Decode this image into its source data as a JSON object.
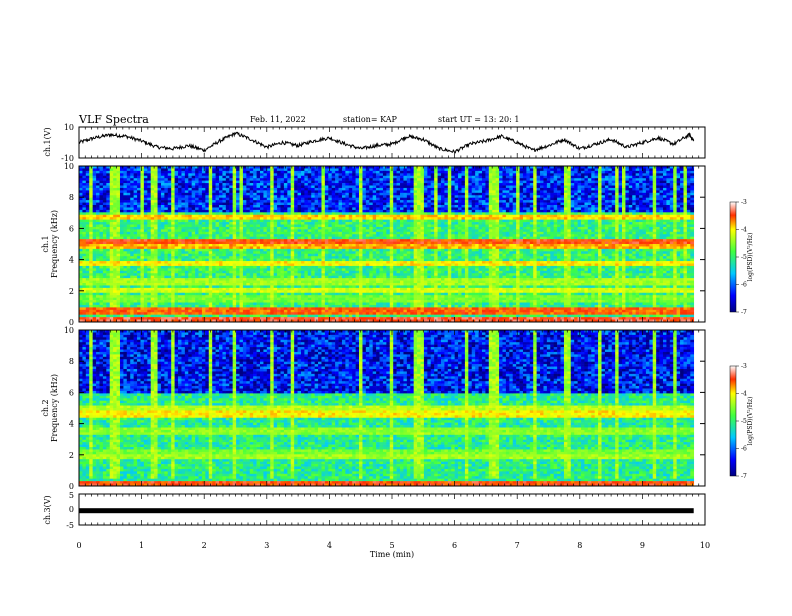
{
  "header": {
    "title": "VLF Spectra",
    "date": "Feb. 11, 2022",
    "station": "station= KAP",
    "start_ut": "start  UT =   13: 20: 1"
  },
  "chart_data": [
    {
      "type": "line",
      "panel": "ch1-waveform",
      "ylabel": "ch.1(V)",
      "yticks": [
        "10",
        "-10"
      ],
      "ylim": [
        -10,
        10
      ],
      "xlim": [
        0,
        10
      ],
      "color": "#000000",
      "x": [
        0.0,
        0.25,
        0.5,
        0.75,
        1.0,
        1.25,
        1.5,
        1.75,
        2.0,
        2.25,
        2.5,
        2.75,
        3.0,
        3.25,
        3.5,
        3.75,
        4.0,
        4.25,
        4.5,
        4.75,
        5.0,
        5.25,
        5.5,
        5.75,
        6.0,
        6.25,
        6.5,
        6.75,
        7.0,
        7.25,
        7.5,
        7.75,
        8.0,
        8.25,
        8.5,
        8.75,
        9.0,
        9.25,
        9.5,
        9.75,
        9.82
      ],
      "y": [
        0,
        3,
        5,
        4,
        1,
        -3,
        -4,
        -2,
        -5,
        1,
        6,
        2,
        -3,
        0,
        -2,
        1,
        3,
        -1,
        -4,
        -2,
        -1,
        4,
        2,
        -4,
        -6,
        -1,
        1,
        4,
        0,
        -5,
        -2,
        2,
        -4,
        -1,
        2,
        -3,
        0,
        3,
        -1,
        5,
        1
      ]
    },
    {
      "type": "heatmap",
      "panel": "ch1-spectrogram",
      "ylabel": [
        "ch.1",
        "Frequency  (kHz)"
      ],
      "yticks": [
        "0",
        "2",
        "4",
        "6",
        "8",
        "10"
      ],
      "ylim": [
        0,
        10
      ],
      "xlim": [
        0,
        10
      ],
      "colorbar": {
        "label": "log(PSD)(V²/Hz)",
        "ticks": [
          "-3",
          "-4",
          "-5",
          "-6",
          "-7"
        ],
        "range": [
          -7,
          -3
        ]
      },
      "bands_khz": [
        {
          "f": 0.2,
          "level": -3.4
        },
        {
          "f": 0.7,
          "level": -3.6
        },
        {
          "f": 1.5,
          "level": -4.6
        },
        {
          "f": 2.0,
          "level": -4.2
        },
        {
          "f": 2.6,
          "level": -4.4
        },
        {
          "f": 3.8,
          "level": -4.0
        },
        {
          "f": 4.8,
          "level": -3.8
        },
        {
          "f": 5.2,
          "level": -3.5
        },
        {
          "f": 6.7,
          "level": -3.9
        }
      ],
      "noise_region_khz": [
        7.0,
        10.0
      ],
      "noise_level": -6.3,
      "background_level": -5.0,
      "sferic_times_min": [
        0.2,
        0.5,
        0.6,
        1.0,
        1.2,
        1.5,
        2.1,
        2.5,
        2.6,
        3.1,
        3.4,
        3.9,
        4.5,
        5.0,
        5.4,
        5.5,
        5.7,
        5.9,
        6.2,
        6.6,
        6.7,
        7.0,
        7.3,
        7.8,
        8.3,
        8.6,
        8.7,
        9.2,
        9.5,
        9.7
      ]
    },
    {
      "type": "heatmap",
      "panel": "ch2-spectrogram",
      "ylabel": [
        "ch.2",
        "Frequency  (kHz)"
      ],
      "yticks": [
        "0",
        "2",
        "4",
        "6",
        "8",
        "10"
      ],
      "ylim": [
        0,
        10
      ],
      "xlim": [
        0,
        10
      ],
      "colorbar": {
        "label": "log(PSD)(V²/Hz)",
        "ticks": [
          "-3",
          "-4",
          "-5",
          "-6",
          "-7"
        ],
        "range": [
          -7,
          -3
        ]
      },
      "bands_khz": [
        {
          "f": 0.2,
          "level": -3.5
        },
        {
          "f": 1.9,
          "level": -4.4
        },
        {
          "f": 2.2,
          "level": -4.6
        },
        {
          "f": 3.5,
          "level": -4.5
        },
        {
          "f": 4.6,
          "level": -4.0
        },
        {
          "f": 5.0,
          "level": -4.3
        }
      ],
      "noise_region_khz": [
        6.0,
        10.0
      ],
      "noise_level": -6.4,
      "background_level": -5.1,
      "sferic_times_min": [
        0.2,
        0.5,
        0.6,
        1.2,
        1.5,
        2.1,
        2.5,
        3.1,
        3.4,
        4.5,
        5.0,
        5.4,
        5.5,
        6.2,
        6.6,
        6.7,
        7.3,
        7.8,
        8.3,
        8.6,
        9.2,
        9.5
      ]
    },
    {
      "type": "line",
      "panel": "ch3-level",
      "ylabel": "ch.3(V)",
      "yticks": [
        "5",
        "0",
        "-5"
      ],
      "ylim": [
        -5,
        5
      ],
      "xlim": [
        0,
        10
      ],
      "level_v": -0.4,
      "xlabel": "Time  (min)",
      "xticks": [
        "0",
        "1",
        "2",
        "3",
        "4",
        "5",
        "6",
        "7",
        "8",
        "9",
        "10"
      ]
    }
  ]
}
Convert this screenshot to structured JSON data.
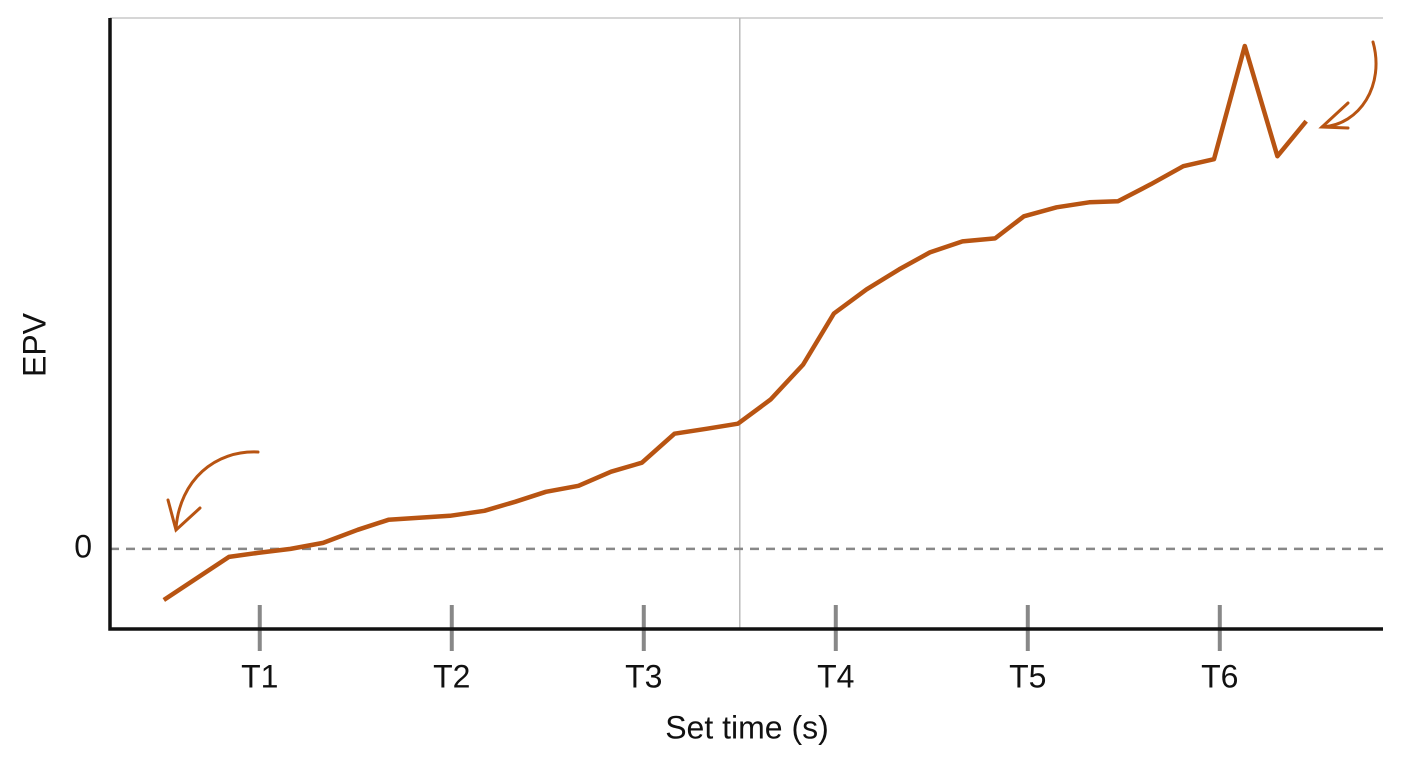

───

Without the pictures, restate all the entries above exactly.

Decode this image into its source data as a JSON object.
{
  "header": {
    "title": "VLF Spectra",
    "date": "Feb. 11, 2022",
    "station": "station= KAP",
    "start_ut": "start  UT =   13: 20: 1"
  },
  "chart_data": [
    {
      "type": "line",
      "panel": "ch1-waveform",
      "ylabel": "ch.1(V)",
      "yticks": [
        "10",
        "-10"
      ],
      "ylim": [
        -10,
        10
      ],
      "xlim": [
        0,
        10
      ],
      "color": "#000000",
      "x": [
        0.0,
        0.25,
        0.5,
        0.75,
        1.0,
        1.25,
        1.5,
        1.75,
        2.0,
        2.25,
        2.5,
        2.75,
        3.0,
        3.25,
        3.5,
        3.75,
        4.0,
        4.25,
        4.5,
        4.75,
        5.0,
        5.25,
        5.5,
        5.75,
        6.0,
        6.25,
        6.5,
        6.75,
        7.0,
        7.25,
        7.5,
        7.75,
        8.0,
        8.25,
        8.5,
        8.75,
        9.0,
        9.25,
        9.5,
        9.75,
        9.82
      ],
      "y": [
        0,
        3,
        5,
        4,
        1,
        -3,
        -4,
        -2,
        -5,
        1,
        6,
        2,
        -3,
        0,
        -2,
        1,
        3,
        -1,
        -4,
        -2,
        -1,
        4,
        2,
        -4,
        -6,
        -1,
        1,
        4,
        0,
        -5,
        -2,
        2,
        -4,
        -1,
        2,
        -3,
        0,
        3,
        -1,
        5,
        1
      ]
    },
    {
      "type": "heatmap",
      "panel": "ch1-spectrogram",
      "ylabel": [
        "ch.1",
        "Frequency  (kHz)"
      ],
      "yticks": [
        "0",
        "2",
        "4",
        "6",
        "8",
        "10"
      ],
      "ylim": [
        0,
        10
      ],
      "xlim": [
        0,
        10
      ],
      "colorbar": {
        "label": "log(PSD)(V²/Hz)",
        "ticks": [
          "-3",
          "-4",
          "-5",
          "-6",
          "-7"
        ],
        "range": [
          -7,
          -3
        ]
      },
      "bands_khz": [
        {
          "f": 0.2,
          "level": -3.4
        },
        {
          "f": 0.7,
          "level": -3.6
        },
        {
          "f": 1.5,
          "level": -4.6
        },
        {
          "f": 2.0,
          "level": -4.2
        },
        {
          "f": 2.6,
          "level": -4.4
        },
        {
          "f": 3.8,
          "level": -4.0
        },
        {
          "f": 4.8,
          "level": -3.8
        },
        {
          "f": 5.2,
          "level": -3.5
        },
        {
          "f": 6.7,
          "level": -3.9
        }
      ],
      "noise_region_khz": [
        7.0,
        10.0
      ],
      "noise_level": -6.3,
      "background_level": -5.0,
      "sferic_times_min": [
        0.2,
        0.5,
        0.6,
        1.0,
        1.2,
        1.5,
        2.1,
        2.5,
        2.6,
        3.1,
        3.4,
        3.9,
        4.5,
        5.0,
        5.4,
        5.5,
        5.7,
        5.9,
        6.2,
        6.6,
        6.7,
        7.0,
        7.3,
        7.8,
        8.3,
        8.6,
        8.7,
        9.2,
        9.5,
        9.7
      ]
    },
    {
      "type": "heatmap",
      "panel": "ch2-spectrogram",
      "ylabel": [
        "ch.2",
        "Frequency  (kHz)"
      ],
      "yticks": [
        "0",
        "2",
        "4",
        "6",
        "8",
        "10"
      ],
      "ylim": [
        0,
        10
      ],
      "xlim": [
        0,
        10
      ],
      "colorbar": {
        "label": "log(PSD)(V²/Hz)",
        "ticks": [
          "-3",
          "-4",
          "-5",
          "-6",
          "-7"
        ],
        "range": [
          -7,
          -3
        ]
      },
      "bands_khz": [
        {
          "f": 0.2,
          "level": -3.5
        },
        {
          "f": 1.9,
          "level": -4.4
        },
        {
          "f": 2.2,
          "level": -4.6
        },
        {
          "f": 3.5,
          "level": -4.5
        },
        {
          "f": 4.6,
          "level": -4.0
        },
        {
          "f": 5.0,
          "level": -4.3
        }
      ],
      "noise_region_khz": [
        6.0,
        10.0
      ],
      "noise_level": -6.4,
      "background_level": -5.1,
      "sferic_times_min": [
        0.2,
        0.5,
        0.6,
        1.2,
        1.5,
        2.1,
        2.5,
        3.1,
        3.4,
        4.5,
        5.0,
        5.4,
        5.5,
        6.2,
        6.6,
        6.7,
        7.3,
        7.8,
        8.3,
        8.6,
        9.2,
        9.5
      ]
    },
    {
      "type": "line",
      "panel": "ch3-level",
      "ylabel": "ch.3(V)",
      "yticks": [
        "5",
        "0",
        "-5"
      ],
      "ylim": [
        -5,
        5
      ],
      "xlim": [
        0,
        10
      ],
      "level_v": -0.4,
      "xlabel": "Time  (min)",
      "xticks": [
        "0",
        "1",
        "2",
        "3",
        "4",
        "5",
        "6",
        "7",
        "8",
        "9",
        "10"
      ]
    }
  ]
}
Convert this screenshot to structured JSON data.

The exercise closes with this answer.